▶ [THE TASK]: Each entry must be reproduced precisely as it stands.

Stored entries:

◇ ◇ ◇ ◇

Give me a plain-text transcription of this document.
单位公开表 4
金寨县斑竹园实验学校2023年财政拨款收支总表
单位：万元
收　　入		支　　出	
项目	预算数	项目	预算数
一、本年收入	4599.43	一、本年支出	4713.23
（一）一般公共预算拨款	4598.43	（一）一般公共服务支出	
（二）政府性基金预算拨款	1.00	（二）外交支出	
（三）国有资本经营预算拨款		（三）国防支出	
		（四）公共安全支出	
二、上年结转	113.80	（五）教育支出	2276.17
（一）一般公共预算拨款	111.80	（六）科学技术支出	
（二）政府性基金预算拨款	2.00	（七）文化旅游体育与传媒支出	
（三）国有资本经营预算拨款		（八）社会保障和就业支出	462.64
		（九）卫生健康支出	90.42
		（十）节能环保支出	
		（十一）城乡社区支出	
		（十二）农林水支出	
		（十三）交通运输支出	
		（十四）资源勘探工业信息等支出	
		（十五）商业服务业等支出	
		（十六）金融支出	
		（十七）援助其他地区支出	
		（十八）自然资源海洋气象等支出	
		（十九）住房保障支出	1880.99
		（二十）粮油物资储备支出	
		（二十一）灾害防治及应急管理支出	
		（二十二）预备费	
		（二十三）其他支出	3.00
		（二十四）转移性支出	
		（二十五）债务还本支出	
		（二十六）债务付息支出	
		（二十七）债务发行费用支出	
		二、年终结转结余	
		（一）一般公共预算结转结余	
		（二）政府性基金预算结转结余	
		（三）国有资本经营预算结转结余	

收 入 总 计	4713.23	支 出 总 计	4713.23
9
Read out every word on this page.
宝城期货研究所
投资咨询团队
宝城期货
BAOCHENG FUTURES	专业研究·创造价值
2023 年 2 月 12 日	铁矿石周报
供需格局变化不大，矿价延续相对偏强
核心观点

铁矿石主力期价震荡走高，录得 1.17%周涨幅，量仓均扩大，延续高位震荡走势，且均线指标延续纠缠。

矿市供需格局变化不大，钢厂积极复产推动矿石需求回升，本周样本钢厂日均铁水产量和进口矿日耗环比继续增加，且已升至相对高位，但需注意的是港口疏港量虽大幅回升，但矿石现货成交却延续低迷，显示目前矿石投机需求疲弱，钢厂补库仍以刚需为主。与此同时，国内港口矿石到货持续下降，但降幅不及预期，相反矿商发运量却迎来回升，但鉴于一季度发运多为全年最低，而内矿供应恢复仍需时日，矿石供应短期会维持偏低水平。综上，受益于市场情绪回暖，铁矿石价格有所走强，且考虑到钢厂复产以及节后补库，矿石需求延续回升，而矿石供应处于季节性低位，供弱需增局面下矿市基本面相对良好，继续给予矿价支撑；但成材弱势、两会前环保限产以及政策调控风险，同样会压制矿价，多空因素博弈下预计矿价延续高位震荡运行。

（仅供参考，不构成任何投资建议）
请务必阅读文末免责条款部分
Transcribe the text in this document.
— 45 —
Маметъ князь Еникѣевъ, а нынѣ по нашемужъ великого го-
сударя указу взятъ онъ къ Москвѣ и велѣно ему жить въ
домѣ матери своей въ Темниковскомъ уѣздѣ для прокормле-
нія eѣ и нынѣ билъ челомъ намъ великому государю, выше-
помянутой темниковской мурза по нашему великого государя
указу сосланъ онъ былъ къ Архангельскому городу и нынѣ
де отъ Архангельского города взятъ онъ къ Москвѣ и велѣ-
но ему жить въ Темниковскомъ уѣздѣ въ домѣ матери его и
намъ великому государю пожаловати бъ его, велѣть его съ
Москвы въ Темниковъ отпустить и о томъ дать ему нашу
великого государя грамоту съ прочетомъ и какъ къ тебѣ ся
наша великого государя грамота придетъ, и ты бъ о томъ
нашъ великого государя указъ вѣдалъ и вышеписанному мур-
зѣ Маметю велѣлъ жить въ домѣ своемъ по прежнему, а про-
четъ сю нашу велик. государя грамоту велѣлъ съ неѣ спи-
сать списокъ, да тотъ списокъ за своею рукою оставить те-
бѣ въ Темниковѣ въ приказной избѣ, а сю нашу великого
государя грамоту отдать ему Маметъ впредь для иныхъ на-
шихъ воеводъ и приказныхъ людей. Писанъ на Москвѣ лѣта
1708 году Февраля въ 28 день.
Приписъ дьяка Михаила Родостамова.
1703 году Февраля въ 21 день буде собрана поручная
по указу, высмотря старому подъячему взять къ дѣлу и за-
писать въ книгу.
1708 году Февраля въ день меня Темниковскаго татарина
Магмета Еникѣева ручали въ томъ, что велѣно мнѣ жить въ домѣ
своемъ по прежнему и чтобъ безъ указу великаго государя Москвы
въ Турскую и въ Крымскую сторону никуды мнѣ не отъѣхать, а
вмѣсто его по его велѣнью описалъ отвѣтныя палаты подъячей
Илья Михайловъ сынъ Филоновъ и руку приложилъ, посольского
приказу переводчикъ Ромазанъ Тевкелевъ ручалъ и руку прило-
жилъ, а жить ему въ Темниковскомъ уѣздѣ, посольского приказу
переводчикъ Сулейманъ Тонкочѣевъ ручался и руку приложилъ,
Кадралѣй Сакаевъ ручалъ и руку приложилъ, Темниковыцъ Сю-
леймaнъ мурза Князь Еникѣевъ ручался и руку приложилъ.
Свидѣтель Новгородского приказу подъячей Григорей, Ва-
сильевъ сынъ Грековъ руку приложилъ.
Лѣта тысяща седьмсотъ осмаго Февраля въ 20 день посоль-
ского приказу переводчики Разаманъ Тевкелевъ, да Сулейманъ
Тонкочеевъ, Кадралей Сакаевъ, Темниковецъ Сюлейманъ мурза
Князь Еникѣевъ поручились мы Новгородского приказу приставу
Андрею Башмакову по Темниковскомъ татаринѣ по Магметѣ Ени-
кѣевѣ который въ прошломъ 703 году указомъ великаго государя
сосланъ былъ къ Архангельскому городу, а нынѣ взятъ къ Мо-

◇ ◇ ◇ ◇

▶ [ANSWER TO THE PROBLEM]:
Give me a plain-text transcription of this document.
单位公开表 4
金寨县斑竹园实验学校2023年财政拨款收支总表
单位：万元
收　　入		支　　出	
项目	预算数	项目	预算数
一、本年收入	4599.43	一、本年支出	4713.23
（一）一般公共预算拨款	4598.43	（一）一般公共服务支出	
（二）政府性基金预算拨款	1.00	（二）外交支出	
（三）国有资本经营预算拨款		（三）国防支出	
		（四）公共安全支出	
二、上年结转	113.80	（五）教育支出	2276.17
（一）一般公共预算拨款	111.80	（六）科学技术支出	
（二）政府性基金预算拨款	2.00	（七）文化旅游体育与传媒支出	
（三）国有资本经营预算拨款		（八）社会保障和就业支出	462.64
		（九）卫生健康支出	90.42
		（十）节能环保支出	
		（十一）城乡社区支出	
		（十二）农林水支出	
		（十三）交通运输支出	
		（十四）资源勘探工业信息等支出	
		（十五）商业服务业等支出	
		（十六）金融支出	
		（十七）援助其他地区支出	
		（十八）自然资源海洋气象等支出	
		（十九）住房保障支出	1880.99
		（二十）粮油物资储备支出	
		（二十一）灾害防治及应急管理支出	
		（二十二）预备费	
		（二十三）其他支出	3.00
		（二十四）转移性支出	
		（二十五）债务还本支出	
		（二十六）债务付息支出	
		（二十七）债务发行费用支出	
		二、年终结转结余	
		（一）一般公共预算结转结余	
		（二）政府性基金预算结转结余	
		（三）国有资本经营预算结转结余	

收 入 总 计	4713.23	支 出 总 计	4713.23
9
Read out every word on this page.
宝城期货研究所
投资咨询团队
宝城期货
BAOCHENG FUTURES	专业研究·创造价值
2023 年 2 月 12 日	铁矿石周报
供需格局变化不大，矿价延续相对偏强
核心观点

铁矿石主力期价震荡走高，录得 1.17%周涨幅，量仓均扩大，延续高位震荡走势，且均线指标延续纠缠。

矿市供需格局变化不大，钢厂积极复产推动矿石需求回升，本周样本钢厂日均铁水产量和进口矿日耗环比继续增加，且已升至相对高位，但需注意的是港口疏港量虽大幅回升，但矿石现货成交却延续低迷，显示目前矿石投机需求疲弱，钢厂补库仍以刚需为主。与此同时，国内港口矿石到货持续下降，但降幅不及预期，相反矿商发运量却迎来回升，但鉴于一季度发运多为全年最低，而内矿供应恢复仍需时日，矿石供应短期会维持偏低水平。综上，受益于市场情绪回暖，铁矿石价格有所走强，且考虑到钢厂复产以及节后补库，矿石需求延续回升，而矿石供应处于季节性低位，供弱需增局面下矿市基本面相对良好，继续给予矿价支撑；但成材弱势、两会前环保限产以及政策调控风险，同样会压制矿价，多空因素博弈下预计矿价延续高位震荡运行。

（仅供参考，不构成任何投资建议）
请务必阅读文末免责条款部分
Transcribe the text in this document.
— 45 —
Маметъ князь Еникѣевъ, а нынѣ по нашемужъ великого го-
сударя указу взятъ онъ къ Москвѣ и велѣно ему жить въ
домѣ матери своей въ Темниковскомъ уѣздѣ для прокормле-
нія eѣ и нынѣ билъ челомъ намъ великому государю, выше-
помянутой темниковской мурза по нашему великого государя
указу сосланъ онъ былъ къ Архангельскому городу и нынѣ
де отъ Архангельского города взятъ онъ къ Москвѣ и велѣ-
но ему жить въ Темниковскомъ уѣздѣ въ домѣ матери его и
намъ великому государю пожаловати бъ его, велѣть его съ
Москвы въ Темниковъ отпустить и о томъ дать ему нашу
великого государя грамоту съ прочетомъ и какъ къ тебѣ ся
наша великого государя грамота придетъ, и ты бъ о томъ
нашъ великого государя указъ вѣдалъ и вышеписанному мур-
зѣ Маметю велѣлъ жить въ домѣ своемъ по прежнему, а про-
четъ сю нашу велик. государя грамоту велѣлъ съ неѣ спи-
сать списокъ, да тотъ списокъ за своею рукою оставить те-
бѣ въ Темниковѣ въ приказной избѣ, а сю нашу великого
государя грамоту отдать ему Маметъ впредь для иныхъ на-
шихъ воеводъ и приказныхъ людей. Писанъ на Москвѣ лѣта
1708 году Февраля въ 28 день.
Приписъ дьяка Михаила Родостамова.
1703 году Февраля въ 21 день буде собрана поручная
по указу, высмотря старому подъячему взять къ дѣлу и за-
писать въ книгу.
1708 году Февраля въ день меня Темниковскаго татарина
Магмета Еникѣева ручали въ томъ, что велѣно мнѣ жить въ домѣ
своемъ по прежнему и чтобъ безъ указу великаго государя Москвы
въ Турскую и въ Крымскую сторону никуды мнѣ не отъѣхать, а
вмѣсто его по его велѣнью описалъ отвѣтныя палаты подъячей
Илья Михайловъ сынъ Филоновъ и руку приложилъ, посольского
приказу переводчикъ Ромазанъ Тевкелевъ ручалъ и руку прило-
жилъ, а жить ему въ Темниковскомъ уѣздѣ, посольского приказу
переводчикъ Сулейманъ Тонкочѣевъ ручался и руку приложилъ,
Кадралѣй Сакаевъ ручалъ и руку приложилъ, Темниковыцъ Сю-
леймaнъ мурза Князь Еникѣевъ ручался и руку приложилъ.
Свидѣтель Новгородского приказу подъячей Григорей, Ва-
сильевъ сынъ Грековъ руку приложилъ.
Лѣта тысяща седьмсотъ осмаго Февраля въ 20 день посоль-
ского приказу переводчики Разаманъ Тевкелевъ, да Сулейманъ
Тонкочеевъ, Кадралей Сакаевъ, Темниковецъ Сюлейманъ мурза
Князь Еникѣевъ поручились мы Новгородского приказу приставу
Андрею Башмакову по Темниковскомъ татаринѣ по Магметѣ Ени-
кѣевѣ который въ прошломъ 703 году указомъ великаго государя
сосланъ былъ къ Архангельскому городу, а нынѣ взятъ къ Мо-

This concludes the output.